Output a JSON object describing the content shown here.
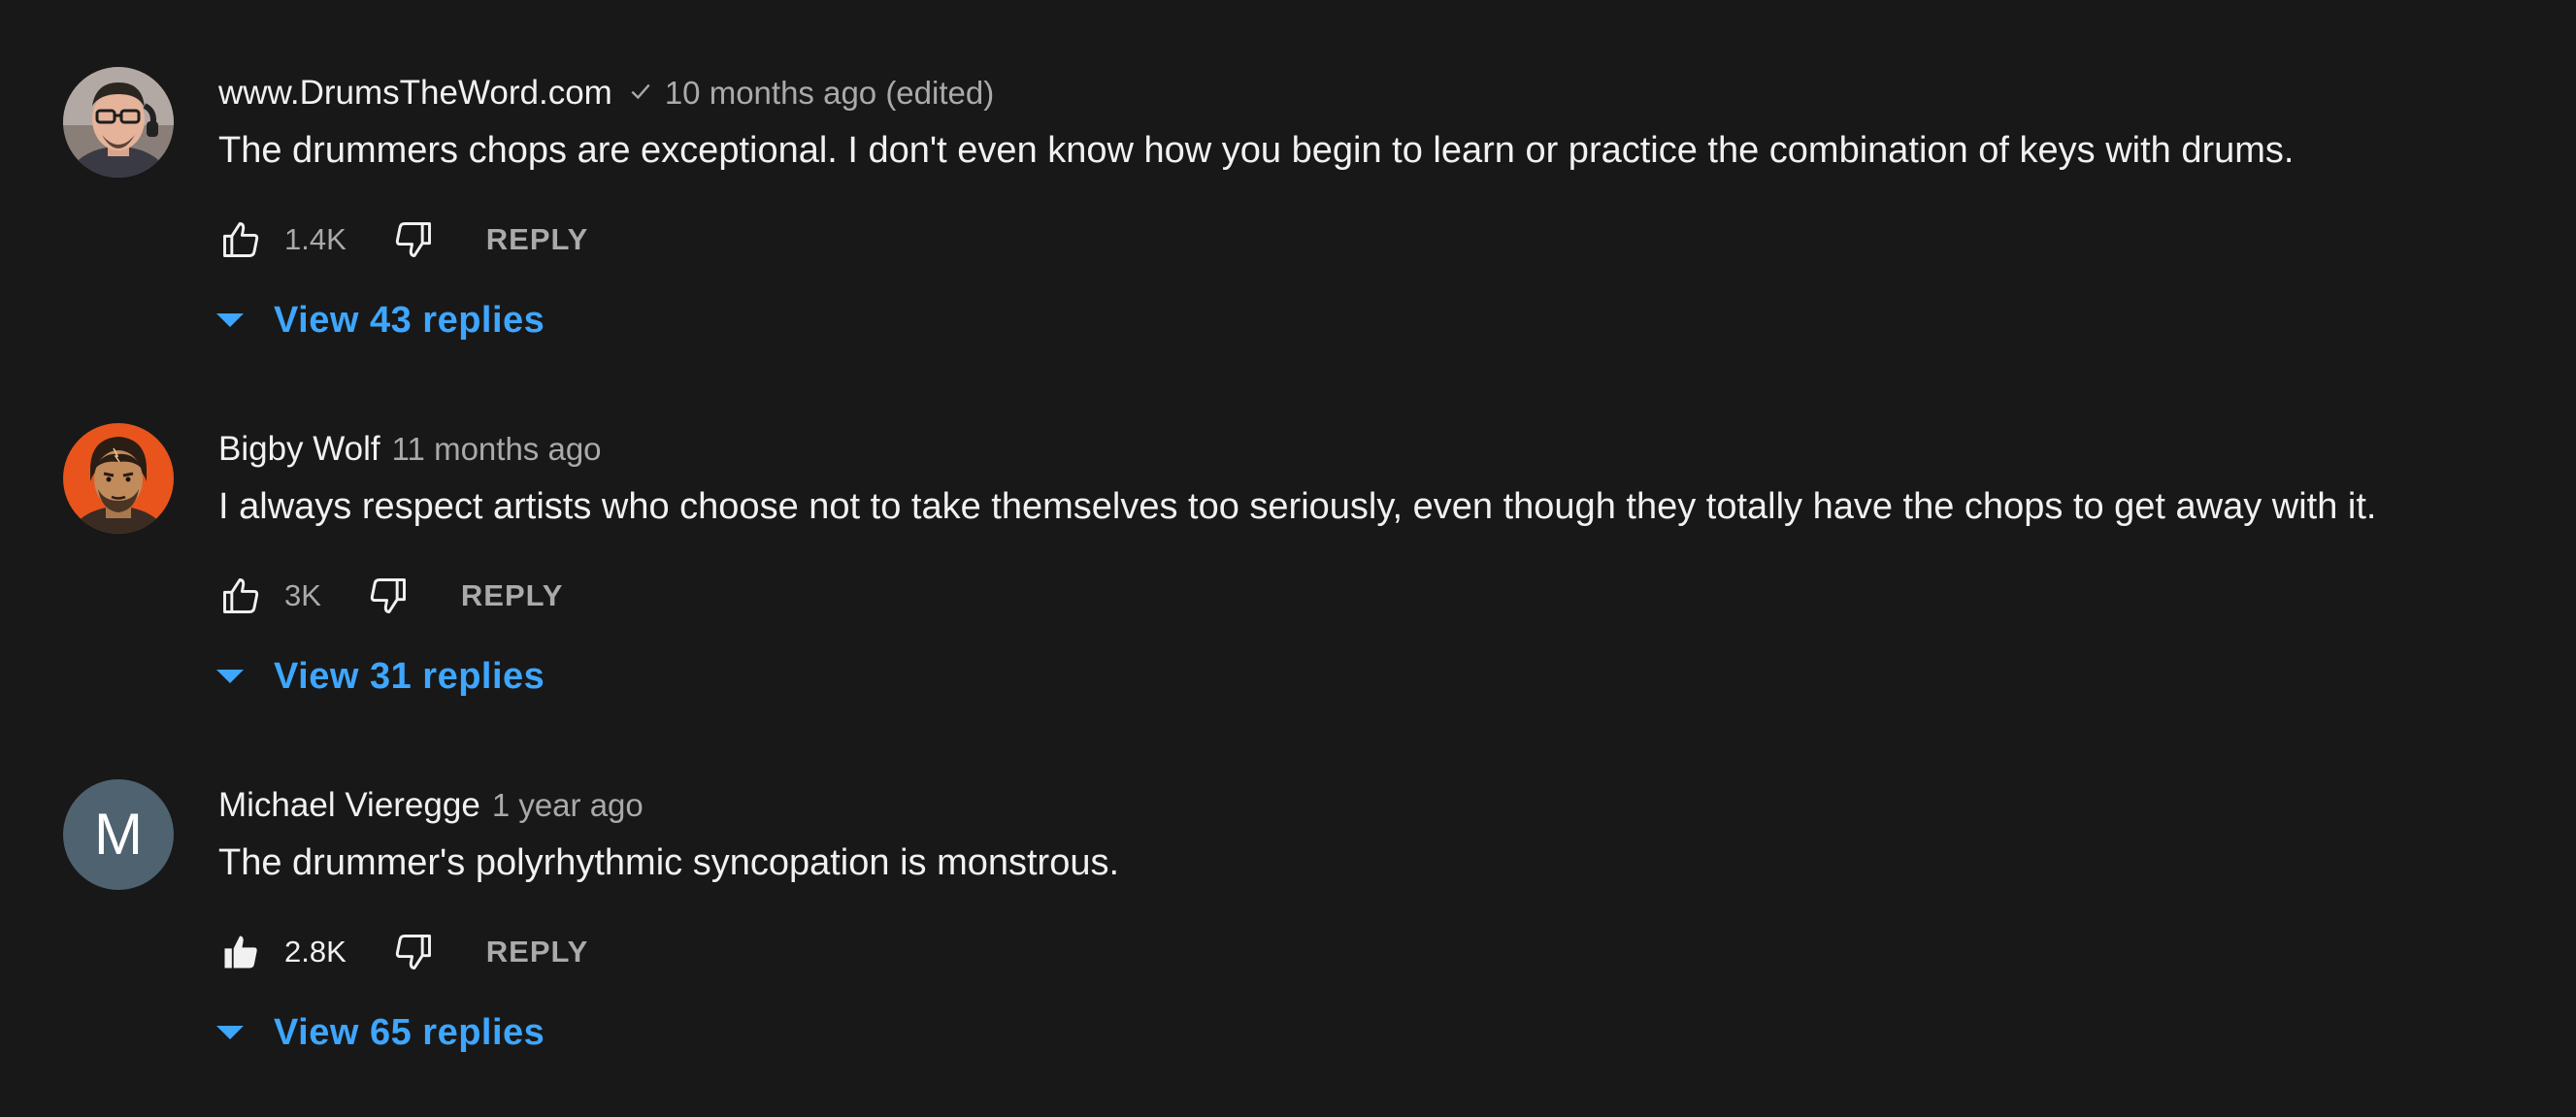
{
  "comments": [
    {
      "author": "www.DrumsTheWord.com",
      "verified": true,
      "time": "10 months ago (edited)",
      "text": "The drummers chops are exceptional. I don't even know how you begin to learn or practice the combination of keys with drums.",
      "likes": "1.4K",
      "liked": false,
      "reply_label": "REPLY",
      "replies_label": "View 43 replies",
      "avatar": {
        "type": "photo",
        "icon": "user-photo-avatar"
      }
    },
    {
      "author": "Bigby Wolf",
      "verified": false,
      "time": "11 months ago",
      "text": "I always respect artists who choose not to take themselves too seriously, even though they totally have the chops to get away with it.",
      "likes": "3K",
      "liked": false,
      "reply_label": "REPLY",
      "replies_label": "View 31 replies",
      "avatar": {
        "type": "illustration",
        "icon": "bigby-wolf-avatar",
        "background": "#e8541c"
      }
    },
    {
      "author": "Michael Vieregge",
      "verified": false,
      "time": "1 year ago",
      "text": "The drummer's polyrhythmic syncopation is monstrous.",
      "likes": "2.8K",
      "liked": true,
      "reply_label": "REPLY",
      "replies_label": "View 65 replies",
      "avatar": {
        "type": "letter",
        "letter": "M",
        "background": "#4e6270"
      }
    }
  ],
  "icons": {
    "like": "thumb-up-icon",
    "dislike": "thumb-down-icon",
    "expand": "caret-down-icon",
    "verified": "checkmark-icon"
  },
  "colors": {
    "background": "#181818",
    "text": "#f1f1f1",
    "secondary_text": "#aaaaaa",
    "link": "#3ea6ff"
  }
}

# # # #

Write the full listing out again with every line unchanged, but include no pictures.

Output a JSON object describing the content shown here.
{
  "comments": [
    {
      "author": "www.DrumsTheWord.com",
      "verified": true,
      "time": "10 months ago (edited)",
      "text": "The drummers chops are exceptional. I don't even know how you begin to learn or practice the combination of keys with drums.",
      "likes": "1.4K",
      "liked": false,
      "reply_label": "REPLY",
      "replies_label": "View 43 replies",
      "avatar": {
        "type": "photo",
        "icon": "user-photo-avatar"
      }
    },
    {
      "author": "Bigby Wolf",
      "verified": false,
      "time": "11 months ago",
      "text": "I always respect artists who choose not to take themselves too seriously, even though they totally have the chops to get away with it.",
      "likes": "3K",
      "liked": false,
      "reply_label": "REPLY",
      "replies_label": "View 31 replies",
      "avatar": {
        "type": "illustration",
        "icon": "bigby-wolf-avatar",
        "background": "#e8541c"
      }
    },
    {
      "author": "Michael Vieregge",
      "verified": false,
      "time": "1 year ago",
      "text": "The drummer's polyrhythmic syncopation is monstrous.",
      "likes": "2.8K",
      "liked": true,
      "reply_label": "REPLY",
      "replies_label": "View 65 replies",
      "avatar": {
        "type": "letter",
        "letter": "M",
        "background": "#4e6270"
      }
    }
  ],
  "icons": {
    "like": "thumb-up-icon",
    "dislike": "thumb-down-icon",
    "expand": "caret-down-icon",
    "verified": "checkmark-icon"
  },
  "colors": {
    "background": "#181818",
    "text": "#f1f1f1",
    "secondary_text": "#aaaaaa",
    "link": "#3ea6ff"
  }
}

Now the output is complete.